- [MATERIALS PROVIDED]:

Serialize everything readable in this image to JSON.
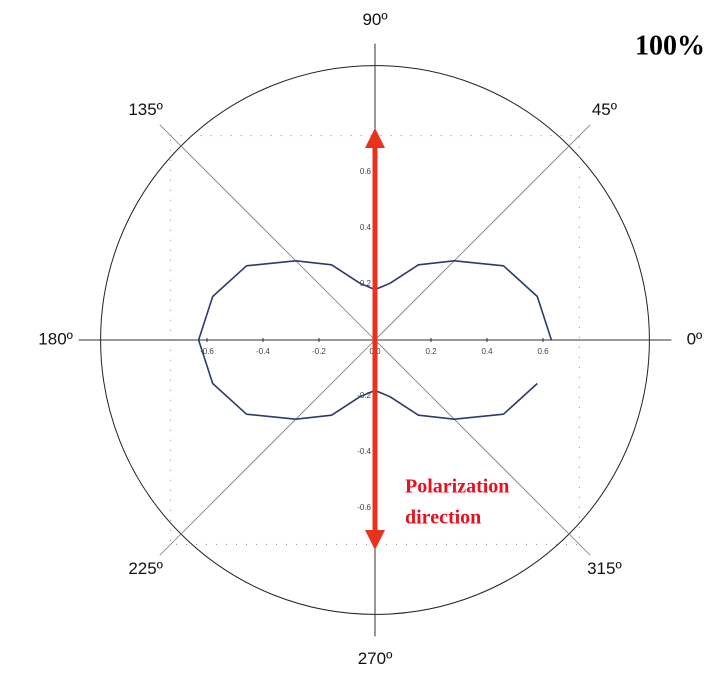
{
  "chart_data": {
    "type": "polar",
    "theta": [
      0,
      15,
      30,
      45,
      60,
      75,
      90,
      105,
      120,
      135,
      150,
      165,
      180,
      195,
      210,
      225,
      240,
      255,
      270,
      285,
      300,
      315,
      330,
      345
    ],
    "r": [
      0.63,
      0.6,
      0.53,
      0.4,
      0.31,
      0.21,
      0.18,
      0.21,
      0.31,
      0.4,
      0.53,
      0.6,
      0.63,
      0.6,
      0.53,
      0.4,
      0.31,
      0.21,
      0.18,
      0.21,
      0.31,
      0.4,
      0.53,
      0.6
    ],
    "color": "#2e3a6e",
    "rlim": [
      0,
      0.98
    ],
    "angle_ticks": [
      {
        "value": 0,
        "label": "0º"
      },
      {
        "value": 45,
        "label": "45º"
      },
      {
        "value": 90,
        "label": "90º"
      },
      {
        "value": 135,
        "label": "135º"
      },
      {
        "value": 180,
        "label": "180º"
      },
      {
        "value": 225,
        "label": "225º"
      },
      {
        "value": 270,
        "label": "270º"
      },
      {
        "value": 315,
        "label": "315º"
      }
    ],
    "xticks": [
      -0.6,
      -0.4,
      -0.2,
      {
        "value": 0,
        "label": "0.0"
      },
      0.2,
      0.4,
      0.6
    ],
    "yticks": [
      -0.6,
      -0.4,
      -0.2,
      0.2,
      0.4,
      0.6
    ],
    "frame_lim": 0.73,
    "annotations": {
      "corner": "100%",
      "arrow_label": [
        "Polarization",
        "direction"
      ]
    }
  }
}
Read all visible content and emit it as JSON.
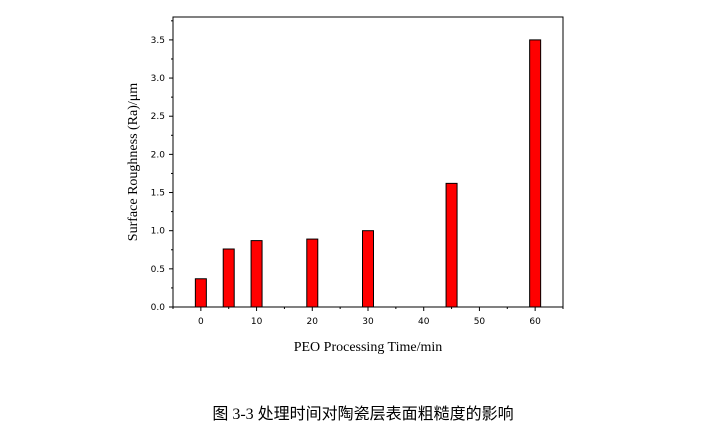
{
  "chart_data": {
    "type": "bar",
    "x": [
      0,
      5,
      10,
      20,
      30,
      45,
      60
    ],
    "values": [
      0.37,
      0.76,
      0.87,
      0.89,
      1.0,
      1.62,
      3.5
    ],
    "xlabel": "PEO Processing Time/min",
    "ylabel": "Surface Roughness (Ra)/μm",
    "xlim": [
      -5,
      65
    ],
    "ylim": [
      0,
      3.8
    ],
    "xticks": [
      0,
      10,
      20,
      30,
      40,
      50,
      60
    ],
    "yticks": [
      "0.0",
      "0.5",
      "1.0",
      "1.5",
      "2.0",
      "2.5",
      "3.0",
      "3.5"
    ],
    "grid": false,
    "bar_color": "#ff0000"
  },
  "caption": "图  3-3  处理时间对陶瓷层表面粗糙度的影响"
}
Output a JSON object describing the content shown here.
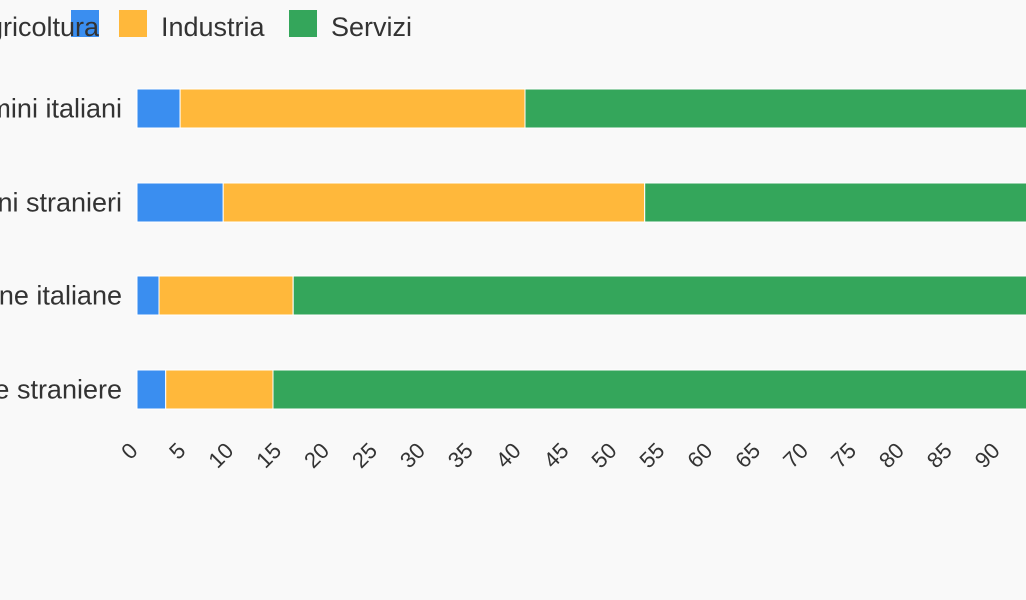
{
  "chart_data": {
    "type": "bar",
    "orientation": "horizontal",
    "stacked": true,
    "categories": [
      "Uomini italiani",
      "Uomini stranieri",
      "Donne italiane",
      "Donne straniere"
    ],
    "series": [
      {
        "name": "Agricoltura",
        "color": "#3a8ef0",
        "values": [
          4.5,
          9.0,
          2.3,
          3.0
        ]
      },
      {
        "name": "Industria",
        "color": "#ffb83b",
        "values": [
          36.0,
          44.0,
          14.0,
          11.2
        ]
      },
      {
        "name": "Servizi",
        "color": "#34a65b",
        "values": [
          59.5,
          47.0,
          83.7,
          85.8
        ]
      }
    ],
    "x_ticks": [
      0,
      5,
      10,
      15,
      20,
      25,
      30,
      35,
      40,
      45,
      50,
      55,
      60,
      65,
      70,
      75,
      80,
      85,
      90
    ],
    "xlim": [
      0,
      100
    ],
    "legend_position": "top",
    "grid": false
  }
}
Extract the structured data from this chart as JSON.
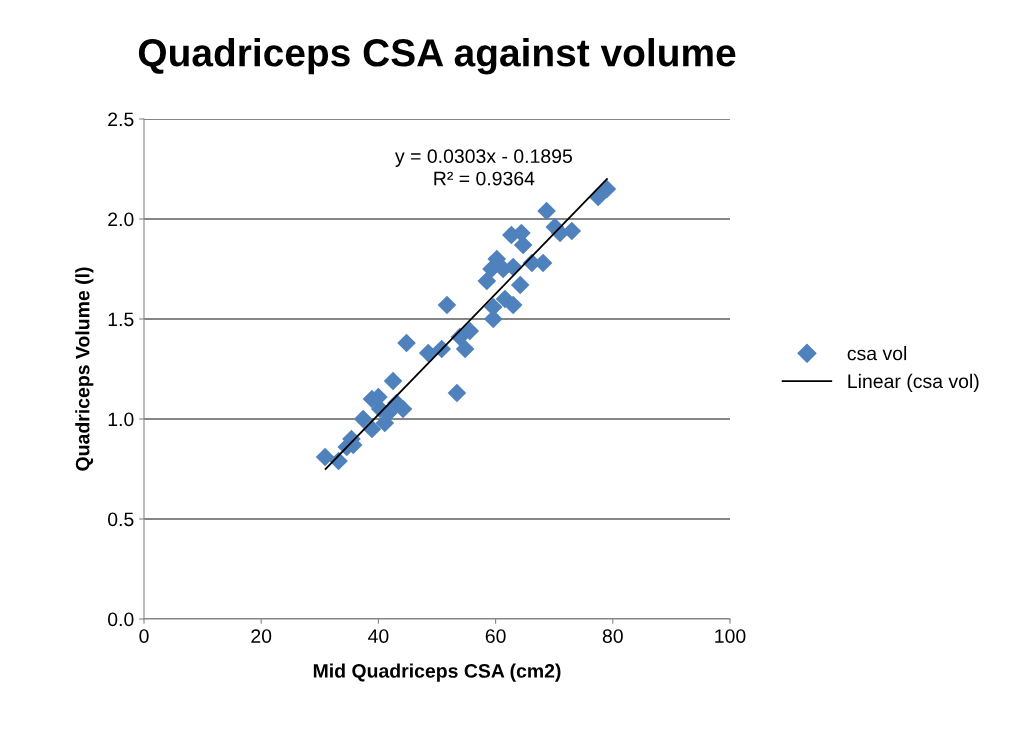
{
  "chart_data": {
    "type": "scatter",
    "title": "Quadriceps CSA against volume",
    "xlabel": "Mid Quadriceps CSA (cm2)",
    "ylabel": "Quadriceps Volume (l)",
    "xlim": [
      0,
      100
    ],
    "xticks": [
      0,
      20,
      40,
      60,
      80,
      100
    ],
    "ylim": [
      0,
      2.5
    ],
    "yticks": [
      {
        "value": 0,
        "label": "0.0"
      },
      {
        "value": 0.5,
        "label": "0.5"
      },
      {
        "value": 1,
        "label": "1.0"
      },
      {
        "value": 1.5,
        "label": "1.5"
      },
      {
        "value": 2,
        "label": "2.0"
      },
      {
        "value": 2.5,
        "label": "2.5"
      }
    ],
    "grid": "y",
    "legend": "right",
    "annotations": [
      "y = 0.0303x - 0.1895",
      "R² = 0.9364"
    ],
    "series": [
      {
        "name": "csa vol",
        "marker": "diamond",
        "color": "#4f81bd",
        "x": [
          30.9,
          33.2,
          34.6,
          35.4,
          35.7,
          37.4,
          38.9,
          38.9,
          40.0,
          41.1,
          41.7,
          42.5,
          43.1,
          44.2,
          40.3,
          44.8,
          48.5,
          50.8,
          51.7,
          53.4,
          53.9,
          55.6,
          54.8,
          59.6,
          59.6,
          61.6,
          63.0,
          58.5,
          59.3,
          60.2,
          61.3,
          63.0,
          64.2,
          66.2,
          68.1,
          62.7,
          64.4,
          64.7,
          68.7,
          70.1,
          71.0,
          73.0,
          77.5,
          79.0
        ],
        "values": [
          0.81,
          0.79,
          0.86,
          0.9,
          0.87,
          1.0,
          0.95,
          1.1,
          1.11,
          0.98,
          1.03,
          1.19,
          1.08,
          1.05,
          1.05,
          1.38,
          1.33,
          1.35,
          1.57,
          1.13,
          1.41,
          1.44,
          1.35,
          1.5,
          1.56,
          1.6,
          1.57,
          1.69,
          1.75,
          1.8,
          1.75,
          1.76,
          1.67,
          1.78,
          1.78,
          1.92,
          1.93,
          1.87,
          2.04,
          1.96,
          1.93,
          1.94,
          2.11,
          2.15
        ]
      },
      {
        "name": "Linear (csa vol)",
        "type": "line",
        "color": "#000000",
        "x": [
          31,
          79
        ],
        "values": [
          0.75,
          2.2
        ]
      }
    ]
  }
}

- [JOB]:
Repeat each line of the records above exactly, but do not copy the pictures.

- [CORRECT ANSWER]:
Serialize everything readable in this image to JSON.
{
  "chart_data": {
    "type": "polar",
    "theta": [
      0,
      15,
      30,
      45,
      60,
      75,
      90,
      105,
      120,
      135,
      150,
      165,
      180,
      195,
      210,
      225,
      240,
      255,
      270,
      285,
      300,
      315,
      330,
      345
    ],
    "r": [
      0.63,
      0.6,
      0.53,
      0.4,
      0.31,
      0.21,
      0.18,
      0.21,
      0.31,
      0.4,
      0.53,
      0.6,
      0.63,
      0.6,
      0.53,
      0.4,
      0.31,
      0.21,
      0.18,
      0.21,
      0.31,
      0.4,
      0.53,
      0.6
    ],
    "color": "#2e3a6e",
    "rlim": [
      0,
      0.98
    ],
    "angle_ticks": [
      {
        "value": 0,
        "label": "0º"
      },
      {
        "value": 45,
        "label": "45º"
      },
      {
        "value": 90,
        "label": "90º"
      },
      {
        "value": 135,
        "label": "135º"
      },
      {
        "value": 180,
        "label": "180º"
      },
      {
        "value": 225,
        "label": "225º"
      },
      {
        "value": 270,
        "label": "270º"
      },
      {
        "value": 315,
        "label": "315º"
      }
    ],
    "xticks": [
      -0.6,
      -0.4,
      -0.2,
      {
        "value": 0,
        "label": "0.0"
      },
      0.2,
      0.4,
      0.6
    ],
    "yticks": [
      -0.6,
      -0.4,
      -0.2,
      0.2,
      0.4,
      0.6
    ],
    "frame_lim": 0.73,
    "annotations": {
      "corner": "100%",
      "arrow_label": [
        "Polarization",
        "direction"
      ]
    }
  }
}
Read all visible content and emit it as JSON.
{
  "chart_data": {
    "type": "bar",
    "x": [
      0,
      5,
      10,
      20,
      30,
      45,
      60
    ],
    "values": [
      0.37,
      0.76,
      0.87,
      0.89,
      1.0,
      1.62,
      3.5
    ],
    "xlabel": "PEO Processing Time/min",
    "ylabel": "Surface Roughness (Ra)/μm",
    "xlim": [
      -5,
      65
    ],
    "ylim": [
      0,
      3.8
    ],
    "xticks": [
      0,
      10,
      20,
      30,
      40,
      50,
      60
    ],
    "yticks": [
      "0.0",
      "0.5",
      "1.0",
      "1.5",
      "2.0",
      "2.5",
      "3.0",
      "3.5"
    ],
    "grid": false,
    "bar_color": "#ff0000"
  },
  "caption": "图  3-3  处理时间对陶瓷层表面粗糙度的影响"
}
Output a JSON object describing the content shown here.
{
  "chart_data": {
    "type": "bar",
    "orientation": "horizontal",
    "stacked": true,
    "categories": [
      "Uomini italiani",
      "Uomini stranieri",
      "Donne italiane",
      "Donne straniere"
    ],
    "series": [
      {
        "name": "Agricoltura",
        "color": "#3a8ef0",
        "values": [
          4.5,
          9.0,
          2.3,
          3.0
        ]
      },
      {
        "name": "Industria",
        "color": "#ffb83b",
        "values": [
          36.0,
          44.0,
          14.0,
          11.2
        ]
      },
      {
        "name": "Servizi",
        "color": "#34a65b",
        "values": [
          59.5,
          47.0,
          83.7,
          85.8
        ]
      }
    ],
    "x_ticks": [
      0,
      5,
      10,
      15,
      20,
      25,
      30,
      35,
      40,
      45,
      50,
      55,
      60,
      65,
      70,
      75,
      80,
      85,
      90
    ],
    "xlim": [
      0,
      100
    ],
    "legend_position": "top",
    "grid": false
  }
}
Extract the structured data from this chart as JSON.
{
  "chart_data": {
    "type": "scatter",
    "title": "Quadriceps CSA against volume",
    "xlabel": "Mid Quadriceps CSA (cm2)",
    "ylabel": "Quadriceps Volume (l)",
    "xlim": [
      0,
      100
    ],
    "xticks": [
      0,
      20,
      40,
      60,
      80,
      100
    ],
    "ylim": [
      0,
      2.5
    ],
    "yticks": [
      {
        "value": 0,
        "label": "0.0"
      },
      {
        "value": 0.5,
        "label": "0.5"
      },
      {
        "value": 1,
        "label": "1.0"
      },
      {
        "value": 1.5,
        "label": "1.5"
      },
      {
        "value": 2,
        "label": "2.0"
      },
      {
        "value": 2.5,
        "label": "2.5"
      }
    ],
    "grid": "y",
    "legend": "right",
    "annotations": [
      "y = 0.0303x - 0.1895",
      "R² = 0.9364"
    ],
    "series": [
      {
        "name": "csa vol",
        "marker": "diamond",
        "color": "#4f81bd",
        "x": [
          30.9,
          33.2,
          34.6,
          35.4,
          35.7,
          37.4,
          38.9,
          38.9,
          40.0,
          41.1,
          41.7,
          42.5,
          43.1,
          44.2,
          40.3,
          44.8,
          48.5,
          50.8,
          51.7,
          53.4,
          53.9,
          55.6,
          54.8,
          59.6,
          59.6,
          61.6,
          63.0,
          58.5,
          59.3,
          60.2,
          61.3,
          63.0,
          64.2,
          66.2,
          68.1,
          62.7,
          64.4,
          64.7,
          68.7,
          70.1,
          71.0,
          73.0,
          77.5,
          79.0
        ],
        "values": [
          0.81,
          0.79,
          0.86,
          0.9,
          0.87,
          1.0,
          0.95,
          1.1,
          1.11,
          0.98,
          1.03,
          1.19,
          1.08,
          1.05,
          1.05,
          1.38,
          1.33,
          1.35,
          1.57,
          1.13,
          1.41,
          1.44,
          1.35,
          1.5,
          1.56,
          1.6,
          1.57,
          1.69,
          1.75,
          1.8,
          1.75,
          1.76,
          1.67,
          1.78,
          1.78,
          1.92,
          1.93,
          1.87,
          2.04,
          1.96,
          1.93,
          1.94,
          2.11,
          2.15
        ]
      },
      {
        "name": "Linear (csa vol)",
        "type": "line",
        "color": "#000000",
        "x": [
          31,
          79
        ],
        "values": [
          0.75,
          2.2
        ]
      }
    ]
  }
}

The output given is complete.